TASK TO CARRY OUT: Omit the images, then print each record below exactly as it reads.

Extracted data entries:
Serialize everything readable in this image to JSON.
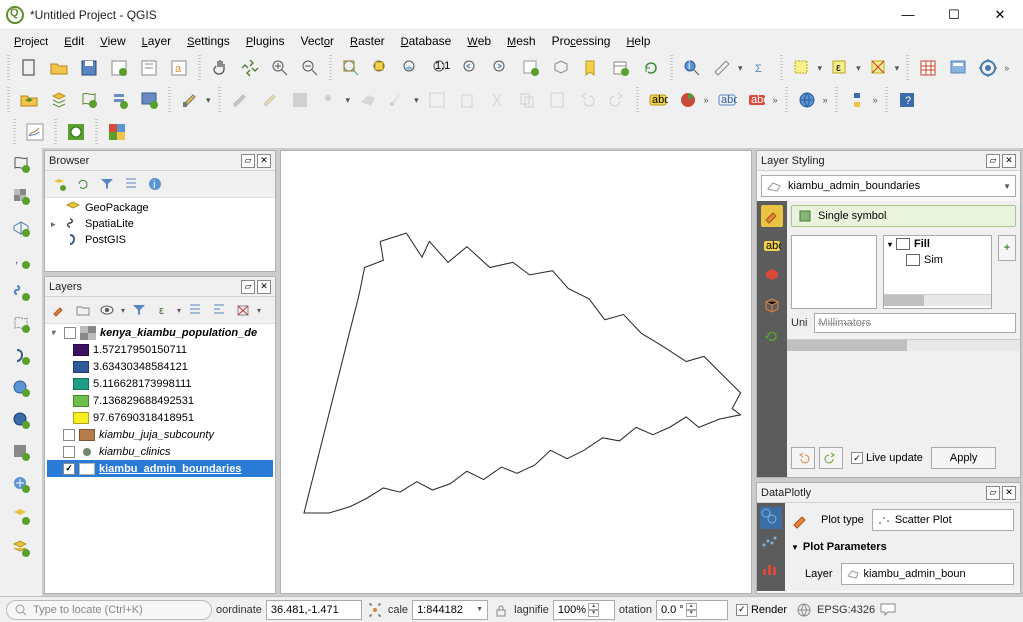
{
  "title": "*Untitled Project - QGIS",
  "menu": [
    "Project",
    "Edit",
    "View",
    "Layer",
    "Settings",
    "Plugins",
    "Vector",
    "Raster",
    "Database",
    "Web",
    "Mesh",
    "Processing",
    "Help"
  ],
  "browser": {
    "title": "Browser",
    "items": [
      {
        "icon": "geopackage",
        "label": "GeoPackage",
        "expandable": false
      },
      {
        "icon": "spatialite",
        "label": "SpatiaLite",
        "expandable": true
      },
      {
        "icon": "postgis",
        "label": "PostGIS",
        "expandable": false
      }
    ]
  },
  "layers": {
    "title": "Layers",
    "tree": [
      {
        "type": "group",
        "checked": false,
        "label": "kenya_kiambu_population_de",
        "style": "italic-bold",
        "icon": "raster"
      },
      {
        "type": "class",
        "color": "#3f1061",
        "label": "1.57217950150711"
      },
      {
        "type": "class",
        "color": "#2e5a9a",
        "label": "3.63430348584121"
      },
      {
        "type": "class",
        "color": "#1e9e87",
        "label": "5.116628173998111"
      },
      {
        "type": "class",
        "color": "#6cc04a",
        "label": "7.136829688492531"
      },
      {
        "type": "class",
        "color": "#f8ef22",
        "label": "97.67690318418951"
      },
      {
        "type": "layer",
        "checked": false,
        "label": "kiambu_juja_subcounty",
        "style": "italic",
        "icon": "poly",
        "color": "#b57b4a"
      },
      {
        "type": "layer",
        "checked": false,
        "label": "kiambu_clinics",
        "style": "italic",
        "icon": "point",
        "color": "#6f8a6a"
      },
      {
        "type": "layer",
        "checked": true,
        "label": "kiambu_admin_boundaries",
        "style": "sel",
        "icon": "poly",
        "color": "#ffffff"
      }
    ]
  },
  "styling": {
    "title": "Layer Styling",
    "layer": "kiambu_admin_boundaries",
    "mode": "Single symbol",
    "hier_root": "Fill",
    "hier_child": "Sim",
    "unit_label": "Uni",
    "unit_value": "Millimators",
    "live_update": "Live update",
    "apply": "Apply"
  },
  "dataplotly": {
    "title": "DataPlotly",
    "plot_type_label": "Plot type",
    "plot_type": "Scatter Plot",
    "section": "Plot Parameters",
    "layer_label": "Layer",
    "layer": "kiambu_admin_boun"
  },
  "status": {
    "locator_placeholder": "Type to locate (Ctrl+K)",
    "coord_label": "oordinate",
    "coord": "36.481,-1.471",
    "scale_label": "cale",
    "scale": "1:844182",
    "mag_label": "lagnifie",
    "mag": "100%",
    "rot_label": "otation",
    "rot": "0.0 °",
    "render": "Render",
    "crs": "EPSG:4326"
  }
}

WRITTEN RESPONSE:
Serialize everything readable in this image to JSON.
{
  "title": "*Untitled Project - QGIS",
  "menu": [
    "Project",
    "Edit",
    "View",
    "Layer",
    "Settings",
    "Plugins",
    "Vector",
    "Raster",
    "Database",
    "Web",
    "Mesh",
    "Processing",
    "Help"
  ],
  "browser": {
    "title": "Browser",
    "items": [
      {
        "icon": "geopackage",
        "label": "GeoPackage",
        "expandable": false
      },
      {
        "icon": "spatialite",
        "label": "SpatiaLite",
        "expandable": true
      },
      {
        "icon": "postgis",
        "label": "PostGIS",
        "expandable": false
      }
    ]
  },
  "layers": {
    "title": "Layers",
    "tree": [
      {
        "type": "group",
        "checked": false,
        "label": "kenya_kiambu_population_de",
        "style": "italic-bold",
        "icon": "raster"
      },
      {
        "type": "class",
        "color": "#3f1061",
        "label": "1.57217950150711"
      },
      {
        "type": "class",
        "color": "#2e5a9a",
        "label": "3.63430348584121"
      },
      {
        "type": "class",
        "color": "#1e9e87",
        "label": "5.116628173998111"
      },
      {
        "type": "class",
        "color": "#6cc04a",
        "label": "7.136829688492531"
      },
      {
        "type": "class",
        "color": "#f8ef22",
        "label": "97.67690318418951"
      },
      {
        "type": "layer",
        "checked": false,
        "label": "kiambu_juja_subcounty",
        "style": "italic",
        "icon": "poly",
        "color": "#b57b4a"
      },
      {
        "type": "layer",
        "checked": false,
        "label": "kiambu_clinics",
        "style": "italic",
        "icon": "point",
        "color": "#6f8a6a"
      },
      {
        "type": "layer",
        "checked": true,
        "label": "kiambu_admin_boundaries",
        "style": "sel",
        "icon": "poly",
        "color": "#ffffff"
      }
    ]
  },
  "styling": {
    "title": "Layer Styling",
    "layer": "kiambu_admin_boundaries",
    "mode": "Single symbol",
    "hier_root": "Fill",
    "hier_child": "Sim",
    "unit_label": "Uni",
    "unit_value": "Millimators",
    "live_update": "Live update",
    "apply": "Apply"
  },
  "dataplotly": {
    "title": "DataPlotly",
    "plot_type_label": "Plot type",
    "plot_type": "Scatter Plot",
    "section": "Plot Parameters",
    "layer_label": "Layer",
    "layer": "kiambu_admin_boun"
  },
  "status": {
    "locator_placeholder": "Type to locate (Ctrl+K)",
    "coord_label": "oordinate",
    "coord": "36.481,-1.471",
    "scale_label": "cale",
    "scale": "1:844182",
    "mag_label": "lagnifie",
    "mag": "100%",
    "rot_label": "otation",
    "rot": "0.0 °",
    "render": "Render",
    "crs": "EPSG:4326"
  }
}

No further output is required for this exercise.